• **GIVEN PROBLEM**: Without the pictures, copy the entries below word for word.

• **GIVEN RECORDS**:
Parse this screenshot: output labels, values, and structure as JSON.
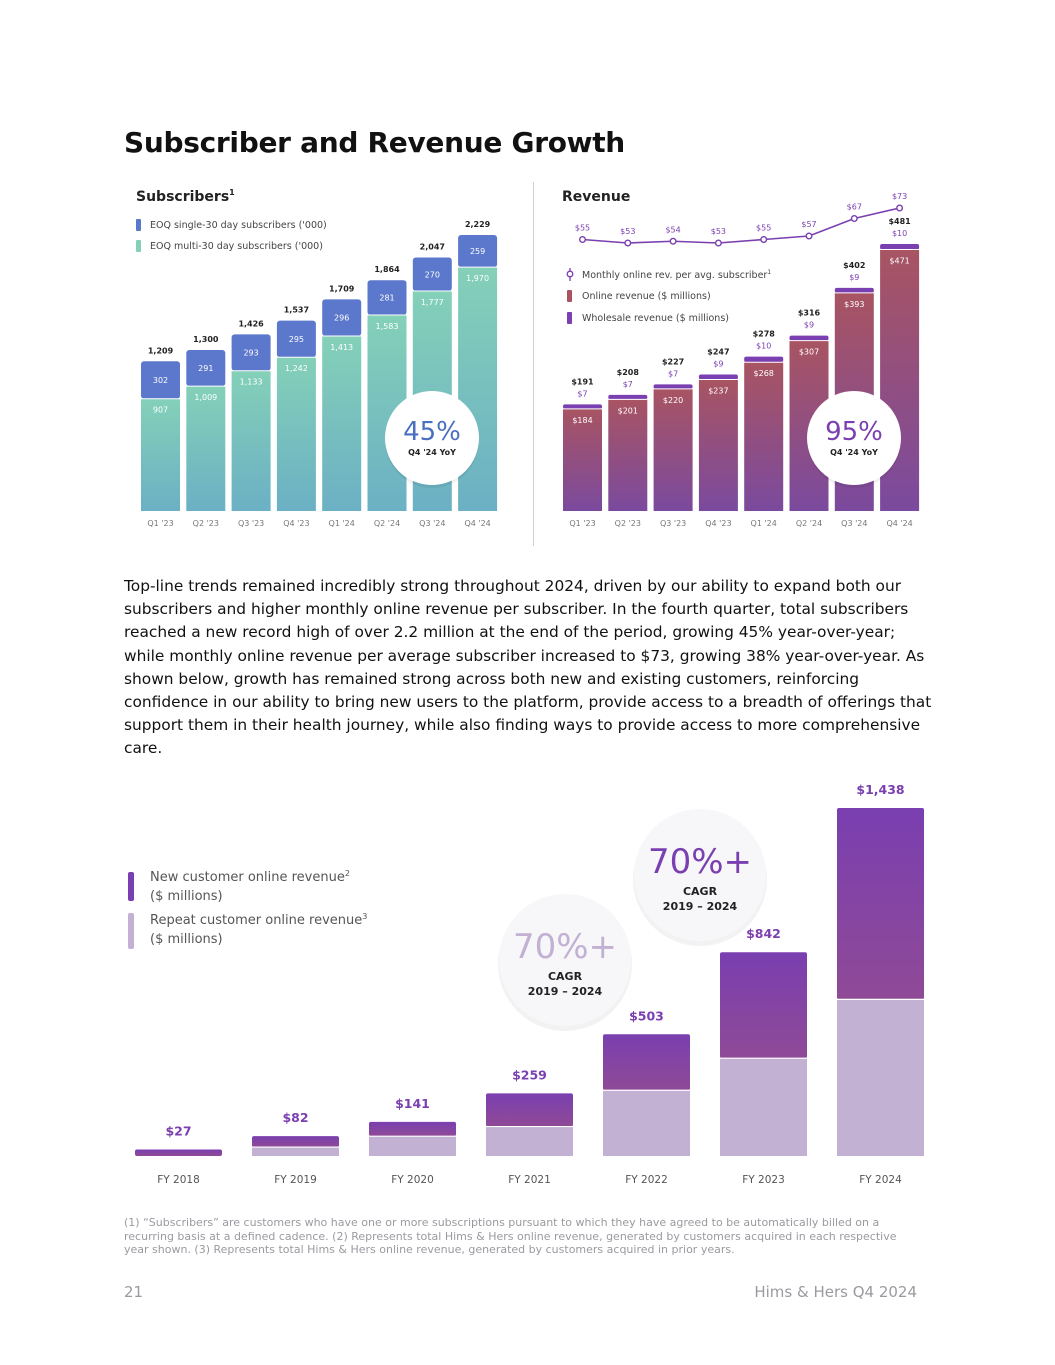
{
  "page": {
    "title": "Subscriber and Revenue Growth",
    "body": "Top-line trends remained incredibly strong throughout 2024, driven by our ability to expand both our subscribers and higher monthly online revenue per subscriber. In the fourth quarter, total subscribers reached a new record high of over 2.2 million at the end of the period, growing 45% year-over-year; while monthly online revenue per average subscriber increased to $73, growing 38% year-over-year. As shown below, growth has remained strong across both new and existing customers, reinforcing confidence in our ability to bring new users to the platform, provide access to a breadth of offerings that support them in their health journey, while also finding ways to provide access to more comprehensive care.",
    "footnote": "(1) “Subscribers” are customers who have one or more subscriptions pursuant to which they have agreed to be automatically billed on a recurring basis at a defined cadence. (2) Represents total Hims & Hers online revenue, generated by customers acquired in each respective year shown. (3) Represents total Hims & Hers online revenue, generated by customers acquired in prior years.",
    "page_number": "21",
    "footer_brand": "Hims & Hers Q4 2024"
  },
  "colors": {
    "single_sub": "#5b78cc",
    "multi_sub_top": "#84d0b8",
    "multi_sub_bottom": "#6bb0c4",
    "online_top": "#a85462",
    "online_bottom": "#7b4a9e",
    "wholesale": "#7a3fb0",
    "line": "#7a3fb0",
    "new_customer_top": "#7a3fb0",
    "new_customer_bottom": "#8f4a96",
    "repeat_customer": "#c3b1d4",
    "faded_purple": "#c3b1d4"
  },
  "chart_data": [
    {
      "type": "bar",
      "title": "Subscribers",
      "title_superscript": "1",
      "stacked": true,
      "categories": [
        "Q1 '23",
        "Q2 '23",
        "Q3 '23",
        "Q4 '23",
        "Q1 '24",
        "Q2 '24",
        "Q3 '24",
        "Q4 '24"
      ],
      "series": [
        {
          "name": "EOQ single-30 day subscribers ('000)",
          "values": [
            302,
            291,
            293,
            295,
            296,
            281,
            270,
            259
          ]
        },
        {
          "name": "EOQ multi-30 day subscribers  ('000)",
          "values": [
            907,
            1009,
            1133,
            1242,
            1413,
            1583,
            1777,
            1970
          ]
        }
      ],
      "totals": [
        1209,
        1300,
        1426,
        1537,
        1709,
        1864,
        2047,
        2229
      ],
      "total_labels": [
        "1,209",
        "1,300",
        "1,426",
        "1,537",
        "1,709",
        "1,864",
        "2,047",
        "2,229"
      ],
      "single_labels": [
        "302",
        "291",
        "293",
        "295",
        "296",
        "281",
        "270",
        "259"
      ],
      "multi_labels": [
        "907",
        "1,009",
        "1,133",
        "1,242",
        "1,413",
        "1,583",
        "1,777",
        "1,970"
      ],
      "ylim": [
        0,
        2229
      ],
      "legend_position": "top-left",
      "badge": {
        "value": "45%",
        "caption": "Q4 '24 YoY"
      }
    },
    {
      "type": "bar",
      "title": "Revenue",
      "stacked": true,
      "categories": [
        "Q1 '23",
        "Q2 '23",
        "Q3 '23",
        "Q4 '23",
        "Q1 '24",
        "Q2 '24",
        "Q3 '24",
        "Q4 '24"
      ],
      "series": [
        {
          "name": "Online revenue ($ millions)",
          "values": [
            184,
            201,
            220,
            237,
            268,
            307,
            393,
            471
          ]
        },
        {
          "name": "Wholesale revenue ($ millions)",
          "values": [
            7,
            7,
            7,
            9,
            10,
            9,
            9,
            10
          ]
        }
      ],
      "totals": [
        191,
        208,
        227,
        247,
        278,
        316,
        402,
        481
      ],
      "total_labels": [
        "$191",
        "$208",
        "$227",
        "$247",
        "$278",
        "$316",
        "$402",
        "$481"
      ],
      "online_labels": [
        "$184",
        "$201",
        "$220",
        "$237",
        "$268",
        "$307",
        "$393",
        "$471"
      ],
      "wholesale_labels": [
        "$7",
        "$7",
        "$7",
        "$9",
        "$10",
        "$9",
        "$9",
        "$10"
      ],
      "line_series": {
        "name": "Monthly online rev. per avg. subscriber",
        "name_superscript": "1",
        "values": [
          55,
          53,
          54,
          53,
          55,
          57,
          67,
          73
        ],
        "labels": [
          "$55",
          "$53",
          "$54",
          "$53",
          "$55",
          "$57",
          "$67",
          "$73"
        ]
      },
      "ylim": [
        0,
        481
      ],
      "legend_position": "middle-left",
      "badge": {
        "value": "95%",
        "caption": "Q4 '24 YoY"
      }
    },
    {
      "type": "bar",
      "stacked": true,
      "categories": [
        "FY 2018",
        "FY 2019",
        "FY 2020",
        "FY 2021",
        "FY 2022",
        "FY 2023",
        "FY 2024"
      ],
      "totals": [
        27,
        82,
        141,
        259,
        503,
        842,
        1438
      ],
      "total_labels": [
        "$27",
        "$82",
        "$141",
        "$259",
        "$503",
        "$842",
        "$1,438"
      ],
      "repeat_share": [
        0.0,
        0.45,
        0.58,
        0.47,
        0.54,
        0.48,
        0.45
      ],
      "series": [
        {
          "name": "New customer online revenue",
          "superscript": "2",
          "unit": "($ millions)"
        },
        {
          "name": "Repeat customer online revenue",
          "superscript": "3",
          "unit": "($ millions)"
        }
      ],
      "ylim": [
        0,
        1438
      ],
      "legend_position": "left",
      "callouts": [
        {
          "value": "70%+",
          "label": "CAGR",
          "range": "2019 – 2024",
          "tone": "faded"
        },
        {
          "value": "70%+",
          "label": "CAGR",
          "range": "2019 – 2024",
          "tone": "strong"
        }
      ]
    }
  ]
}
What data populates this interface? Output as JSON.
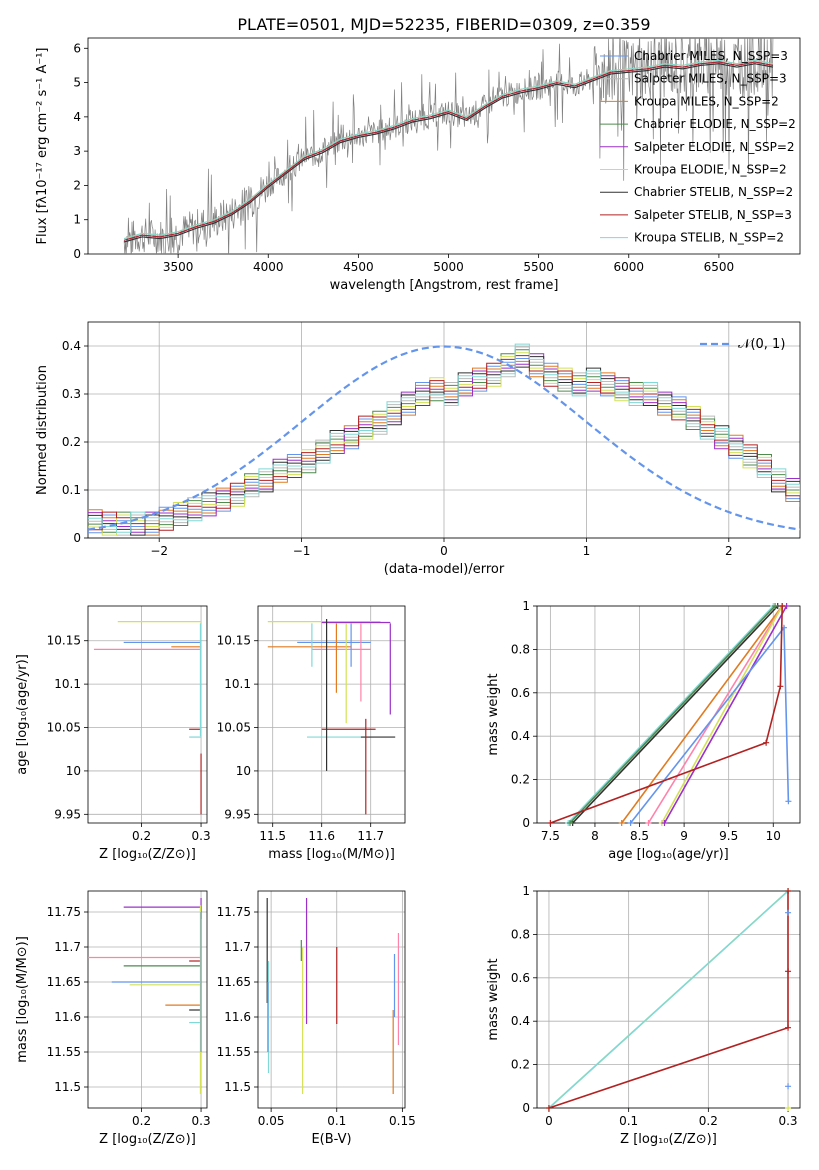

• **EXERCISE RESULT**:
Parse this screenshot: output labels, values, and structure as JSON.
{
  "page": {
    "title": "Subscriber and Revenue Growth",
    "body": "Top-line trends remained incredibly strong throughout 2024, driven by our ability to expand both our subscribers and higher monthly online revenue per subscriber. In the fourth quarter, total subscribers reached a new record high of over 2.2 million at the end of the period, growing 45% year-over-year; while monthly online revenue per average subscriber increased to $73, growing 38% year-over-year. As shown below, growth has remained strong across both new and existing customers, reinforcing confidence in our ability to bring new users to the platform, provide access to a breadth of offerings that support them in their health journey, while also finding ways to provide access to more comprehensive care.",
    "footnote": "(1) “Subscribers” are customers who have one or more subscriptions pursuant to which they have agreed to be automatically billed on a recurring basis at a defined cadence. (2) Represents total Hims & Hers online revenue, generated by customers acquired in each respective year shown. (3) Represents total Hims & Hers online revenue, generated by customers acquired in prior years.",
    "page_number": "21",
    "footer_brand": "Hims & Hers Q4 2024"
  },
  "colors": {
    "single_sub": "#5b78cc",
    "multi_sub_top": "#84d0b8",
    "multi_sub_bottom": "#6bb0c4",
    "online_top": "#a85462",
    "online_bottom": "#7b4a9e",
    "wholesale": "#7a3fb0",
    "line": "#7a3fb0",
    "new_customer_top": "#7a3fb0",
    "new_customer_bottom": "#8f4a96",
    "repeat_customer": "#c3b1d4",
    "faded_purple": "#c3b1d4"
  },
  "chart_data": [
    {
      "type": "bar",
      "title": "Subscribers",
      "title_superscript": "1",
      "stacked": true,
      "categories": [
        "Q1 '23",
        "Q2 '23",
        "Q3 '23",
        "Q4 '23",
        "Q1 '24",
        "Q2 '24",
        "Q3 '24",
        "Q4 '24"
      ],
      "series": [
        {
          "name": "EOQ single-30 day subscribers ('000)",
          "values": [
            302,
            291,
            293,
            295,
            296,
            281,
            270,
            259
          ]
        },
        {
          "name": "EOQ multi-30 day subscribers  ('000)",
          "values": [
            907,
            1009,
            1133,
            1242,
            1413,
            1583,
            1777,
            1970
          ]
        }
      ],
      "totals": [
        1209,
        1300,
        1426,
        1537,
        1709,
        1864,
        2047,
        2229
      ],
      "total_labels": [
        "1,209",
        "1,300",
        "1,426",
        "1,537",
        "1,709",
        "1,864",
        "2,047",
        "2,229"
      ],
      "single_labels": [
        "302",
        "291",
        "293",
        "295",
        "296",
        "281",
        "270",
        "259"
      ],
      "multi_labels": [
        "907",
        "1,009",
        "1,133",
        "1,242",
        "1,413",
        "1,583",
        "1,777",
        "1,970"
      ],
      "ylim": [
        0,
        2229
      ],
      "legend_position": "top-left",
      "badge": {
        "value": "45%",
        "caption": "Q4 '24 YoY"
      }
    },
    {
      "type": "bar",
      "title": "Revenue",
      "stacked": true,
      "categories": [
        "Q1 '23",
        "Q2 '23",
        "Q3 '23",
        "Q4 '23",
        "Q1 '24",
        "Q2 '24",
        "Q3 '24",
        "Q4 '24"
      ],
      "series": [
        {
          "name": "Online revenue ($ millions)",
          "values": [
            184,
            201,
            220,
            237,
            268,
            307,
            393,
            471
          ]
        },
        {
          "name": "Wholesale revenue ($ millions)",
          "values": [
            7,
            7,
            7,
            9,
            10,
            9,
            9,
            10
          ]
        }
      ],
      "totals": [
        191,
        208,
        227,
        247,
        278,
        316,
        402,
        481
      ],
      "total_labels": [
        "$191",
        "$208",
        "$227",
        "$247",
        "$278",
        "$316",
        "$402",
        "$481"
      ],
      "online_labels": [
        "$184",
        "$201",
        "$220",
        "$237",
        "$268",
        "$307",
        "$393",
        "$471"
      ],
      "wholesale_labels": [
        "$7",
        "$7",
        "$7",
        "$9",
        "$10",
        "$9",
        "$9",
        "$10"
      ],
      "line_series": {
        "name": "Monthly online rev. per avg. subscriber",
        "name_superscript": "1",
        "values": [
          55,
          53,
          54,
          53,
          55,
          57,
          67,
          73
        ],
        "labels": [
          "$55",
          "$53",
          "$54",
          "$53",
          "$55",
          "$57",
          "$67",
          "$73"
        ]
      },
      "ylim": [
        0,
        481
      ],
      "legend_position": "middle-left",
      "badge": {
        "value": "95%",
        "caption": "Q4 '24 YoY"
      }
    },
    {
      "type": "bar",
      "stacked": true,
      "categories": [
        "FY 2018",
        "FY 2019",
        "FY 2020",
        "FY 2021",
        "FY 2022",
        "FY 2023",
        "FY 2024"
      ],
      "totals": [
        27,
        82,
        141,
        259,
        503,
        842,
        1438
      ],
      "total_labels": [
        "$27",
        "$82",
        "$141",
        "$259",
        "$503",
        "$842",
        "$1,438"
      ],
      "repeat_share": [
        0.0,
        0.45,
        0.58,
        0.47,
        0.54,
        0.48,
        0.45
      ],
      "series": [
        {
          "name": "New customer online revenue",
          "superscript": "2",
          "unit": "($ millions)"
        },
        {
          "name": "Repeat customer online revenue",
          "superscript": "3",
          "unit": "($ millions)"
        }
      ],
      "ylim": [
        0,
        1438
      ],
      "legend_position": "left",
      "callouts": [
        {
          "value": "70%+",
          "label": "CAGR",
          "range": "2019 – 2024",
          "tone": "faded"
        },
        {
          "value": "70%+",
          "label": "CAGR",
          "range": "2019 – 2024",
          "tone": "strong"
        }
      ]
    }
  ]
}
What data populates this interface? Output as JSON.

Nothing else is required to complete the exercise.